» **Task requirements**: Make an exact copy of all the material below, apart from the pictures.

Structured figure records
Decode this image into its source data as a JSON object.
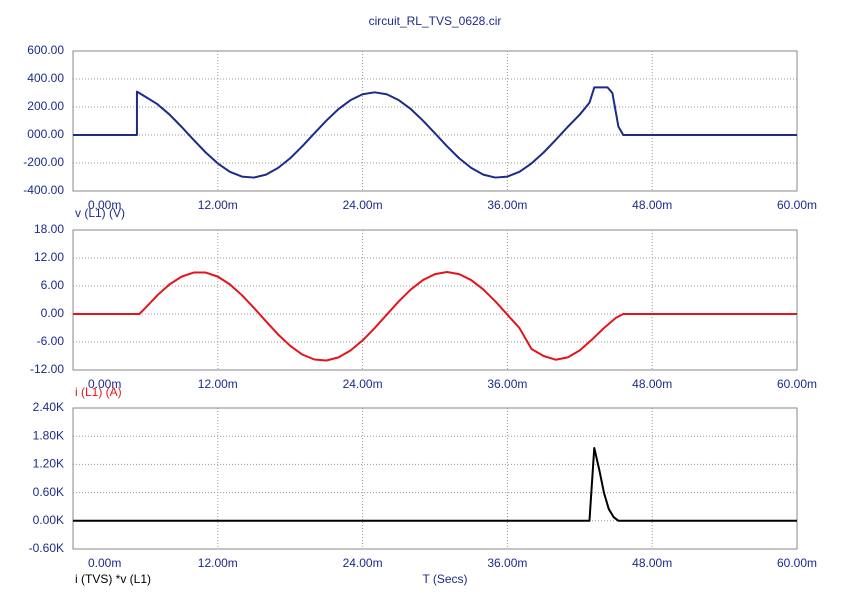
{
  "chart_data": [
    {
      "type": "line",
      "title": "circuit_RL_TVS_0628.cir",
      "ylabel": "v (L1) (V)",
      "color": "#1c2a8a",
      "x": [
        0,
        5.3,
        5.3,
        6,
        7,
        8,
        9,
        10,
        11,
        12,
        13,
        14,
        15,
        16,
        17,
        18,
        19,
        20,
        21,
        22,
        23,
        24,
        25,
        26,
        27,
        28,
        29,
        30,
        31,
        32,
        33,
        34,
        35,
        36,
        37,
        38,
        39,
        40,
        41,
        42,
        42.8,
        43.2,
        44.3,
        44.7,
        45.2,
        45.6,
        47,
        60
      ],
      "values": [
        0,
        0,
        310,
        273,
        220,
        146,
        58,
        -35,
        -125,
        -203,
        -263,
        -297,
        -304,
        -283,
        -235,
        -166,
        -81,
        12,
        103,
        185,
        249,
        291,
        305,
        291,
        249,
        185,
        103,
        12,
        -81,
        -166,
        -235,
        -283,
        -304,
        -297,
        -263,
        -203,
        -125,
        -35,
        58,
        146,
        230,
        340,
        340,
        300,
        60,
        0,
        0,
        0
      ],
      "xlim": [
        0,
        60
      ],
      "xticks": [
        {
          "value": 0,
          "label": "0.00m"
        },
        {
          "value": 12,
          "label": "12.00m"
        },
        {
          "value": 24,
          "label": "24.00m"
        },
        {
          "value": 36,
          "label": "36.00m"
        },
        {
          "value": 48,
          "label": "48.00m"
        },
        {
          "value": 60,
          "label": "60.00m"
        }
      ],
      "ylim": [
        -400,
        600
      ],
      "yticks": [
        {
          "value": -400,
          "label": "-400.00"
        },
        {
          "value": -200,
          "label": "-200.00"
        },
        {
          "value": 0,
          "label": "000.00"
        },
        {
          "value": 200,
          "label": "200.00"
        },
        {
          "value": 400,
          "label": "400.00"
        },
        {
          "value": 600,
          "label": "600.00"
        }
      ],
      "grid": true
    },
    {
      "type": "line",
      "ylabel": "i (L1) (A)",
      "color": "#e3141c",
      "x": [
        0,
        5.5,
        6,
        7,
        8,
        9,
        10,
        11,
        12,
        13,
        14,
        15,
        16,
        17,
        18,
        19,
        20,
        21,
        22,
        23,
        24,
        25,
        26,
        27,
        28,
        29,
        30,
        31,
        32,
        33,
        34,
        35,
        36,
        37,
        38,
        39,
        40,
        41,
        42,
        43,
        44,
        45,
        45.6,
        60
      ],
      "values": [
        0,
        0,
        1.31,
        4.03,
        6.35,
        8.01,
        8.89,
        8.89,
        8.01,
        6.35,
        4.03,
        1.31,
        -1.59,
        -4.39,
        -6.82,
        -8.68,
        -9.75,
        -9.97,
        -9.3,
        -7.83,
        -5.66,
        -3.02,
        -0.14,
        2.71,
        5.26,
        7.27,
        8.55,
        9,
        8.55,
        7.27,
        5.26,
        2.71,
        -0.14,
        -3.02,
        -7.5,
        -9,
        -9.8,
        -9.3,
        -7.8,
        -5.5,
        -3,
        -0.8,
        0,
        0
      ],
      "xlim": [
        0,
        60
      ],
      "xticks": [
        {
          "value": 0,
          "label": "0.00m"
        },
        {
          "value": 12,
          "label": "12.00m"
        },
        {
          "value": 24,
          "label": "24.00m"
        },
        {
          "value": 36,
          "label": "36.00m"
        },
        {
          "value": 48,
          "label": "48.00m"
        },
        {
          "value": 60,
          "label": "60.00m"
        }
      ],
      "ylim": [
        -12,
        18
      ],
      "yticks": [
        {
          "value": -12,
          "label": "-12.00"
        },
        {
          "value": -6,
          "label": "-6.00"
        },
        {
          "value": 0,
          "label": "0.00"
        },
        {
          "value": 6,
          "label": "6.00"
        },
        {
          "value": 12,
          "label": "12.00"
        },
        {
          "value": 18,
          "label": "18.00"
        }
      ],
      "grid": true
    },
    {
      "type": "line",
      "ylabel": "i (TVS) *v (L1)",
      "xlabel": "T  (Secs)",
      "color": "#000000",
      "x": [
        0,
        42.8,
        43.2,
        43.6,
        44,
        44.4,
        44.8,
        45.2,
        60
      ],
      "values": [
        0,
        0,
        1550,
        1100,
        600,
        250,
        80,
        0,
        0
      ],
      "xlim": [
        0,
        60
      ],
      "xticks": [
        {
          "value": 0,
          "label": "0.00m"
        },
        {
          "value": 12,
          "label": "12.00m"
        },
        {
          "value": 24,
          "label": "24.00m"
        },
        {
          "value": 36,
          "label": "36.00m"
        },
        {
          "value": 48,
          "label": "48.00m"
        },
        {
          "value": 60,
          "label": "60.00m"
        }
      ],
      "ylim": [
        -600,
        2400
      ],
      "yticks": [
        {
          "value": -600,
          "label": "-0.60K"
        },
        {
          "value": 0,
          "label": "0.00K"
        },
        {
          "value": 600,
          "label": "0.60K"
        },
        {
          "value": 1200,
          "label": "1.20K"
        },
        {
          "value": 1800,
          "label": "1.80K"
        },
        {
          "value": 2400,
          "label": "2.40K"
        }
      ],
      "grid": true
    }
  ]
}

» **Result of this exercise**:
Decode this image into its source data as a JSON object.
{
  "chart_data": [
    {
      "type": "line",
      "title": "circuit_RL_TVS_0628.cir",
      "ylabel": "v (L1) (V)",
      "color": "#1c2a8a",
      "x": [
        0,
        5.3,
        5.3,
        6,
        7,
        8,
        9,
        10,
        11,
        12,
        13,
        14,
        15,
        16,
        17,
        18,
        19,
        20,
        21,
        22,
        23,
        24,
        25,
        26,
        27,
        28,
        29,
        30,
        31,
        32,
        33,
        34,
        35,
        36,
        37,
        38,
        39,
        40,
        41,
        42,
        42.8,
        43.2,
        44.3,
        44.7,
        45.2,
        45.6,
        47,
        60
      ],
      "values": [
        0,
        0,
        310,
        273,
        220,
        146,
        58,
        -35,
        -125,
        -203,
        -263,
        -297,
        -304,
        -283,
        -235,
        -166,
        -81,
        12,
        103,
        185,
        249,
        291,
        305,
        291,
        249,
        185,
        103,
        12,
        -81,
        -166,
        -235,
        -283,
        -304,
        -297,
        -263,
        -203,
        -125,
        -35,
        58,
        146,
        230,
        340,
        340,
        300,
        60,
        0,
        0,
        0
      ],
      "xlim": [
        0,
        60
      ],
      "xticks": [
        {
          "value": 0,
          "label": "0.00m"
        },
        {
          "value": 12,
          "label": "12.00m"
        },
        {
          "value": 24,
          "label": "24.00m"
        },
        {
          "value": 36,
          "label": "36.00m"
        },
        {
          "value": 48,
          "label": "48.00m"
        },
        {
          "value": 60,
          "label": "60.00m"
        }
      ],
      "ylim": [
        -400,
        600
      ],
      "yticks": [
        {
          "value": -400,
          "label": "-400.00"
        },
        {
          "value": -200,
          "label": "-200.00"
        },
        {
          "value": 0,
          "label": "000.00"
        },
        {
          "value": 200,
          "label": "200.00"
        },
        {
          "value": 400,
          "label": "400.00"
        },
        {
          "value": 600,
          "label": "600.00"
        }
      ],
      "grid": true
    },
    {
      "type": "line",
      "ylabel": "i (L1) (A)",
      "color": "#e3141c",
      "x": [
        0,
        5.5,
        6,
        7,
        8,
        9,
        10,
        11,
        12,
        13,
        14,
        15,
        16,
        17,
        18,
        19,
        20,
        21,
        22,
        23,
        24,
        25,
        26,
        27,
        28,
        29,
        30,
        31,
        32,
        33,
        34,
        35,
        36,
        37,
        38,
        39,
        40,
        41,
        42,
        43,
        44,
        45,
        45.6,
        60
      ],
      "values": [
        0,
        0,
        1.31,
        4.03,
        6.35,
        8.01,
        8.89,
        8.89,
        8.01,
        6.35,
        4.03,
        1.31,
        -1.59,
        -4.39,
        -6.82,
        -8.68,
        -9.75,
        -9.97,
        -9.3,
        -7.83,
        -5.66,
        -3.02,
        -0.14,
        2.71,
        5.26,
        7.27,
        8.55,
        9,
        8.55,
        7.27,
        5.26,
        2.71,
        -0.14,
        -3.02,
        -7.5,
        -9,
        -9.8,
        -9.3,
        -7.8,
        -5.5,
        -3,
        -0.8,
        0,
        0
      ],
      "xlim": [
        0,
        60
      ],
      "xticks": [
        {
          "value": 0,
          "label": "0.00m"
        },
        {
          "value": 12,
          "label": "12.00m"
        },
        {
          "value": 24,
          "label": "24.00m"
        },
        {
          "value": 36,
          "label": "36.00m"
        },
        {
          "value": 48,
          "label": "48.00m"
        },
        {
          "value": 60,
          "label": "60.00m"
        }
      ],
      "ylim": [
        -12,
        18
      ],
      "yticks": [
        {
          "value": -12,
          "label": "-12.00"
        },
        {
          "value": -6,
          "label": "-6.00"
        },
        {
          "value": 0,
          "label": "0.00"
        },
        {
          "value": 6,
          "label": "6.00"
        },
        {
          "value": 12,
          "label": "12.00"
        },
        {
          "value": 18,
          "label": "18.00"
        }
      ],
      "grid": true
    },
    {
      "type": "line",
      "ylabel": "i (TVS) *v (L1)",
      "xlabel": "T  (Secs)",
      "color": "#000000",
      "x": [
        0,
        42.8,
        43.2,
        43.6,
        44,
        44.4,
        44.8,
        45.2,
        60
      ],
      "values": [
        0,
        0,
        1550,
        1100,
        600,
        250,
        80,
        0,
        0
      ],
      "xlim": [
        0,
        60
      ],
      "xticks": [
        {
          "value": 0,
          "label": "0.00m"
        },
        {
          "value": 12,
          "label": "12.00m"
        },
        {
          "value": 24,
          "label": "24.00m"
        },
        {
          "value": 36,
          "label": "36.00m"
        },
        {
          "value": 48,
          "label": "48.00m"
        },
        {
          "value": 60,
          "label": "60.00m"
        }
      ],
      "ylim": [
        -600,
        2400
      ],
      "yticks": [
        {
          "value": -600,
          "label": "-0.60K"
        },
        {
          "value": 0,
          "label": "0.00K"
        },
        {
          "value": 600,
          "label": "0.60K"
        },
        {
          "value": 1200,
          "label": "1.20K"
        },
        {
          "value": 1800,
          "label": "1.80K"
        },
        {
          "value": 2400,
          "label": "2.40K"
        }
      ],
      "grid": true
    }
  ]
}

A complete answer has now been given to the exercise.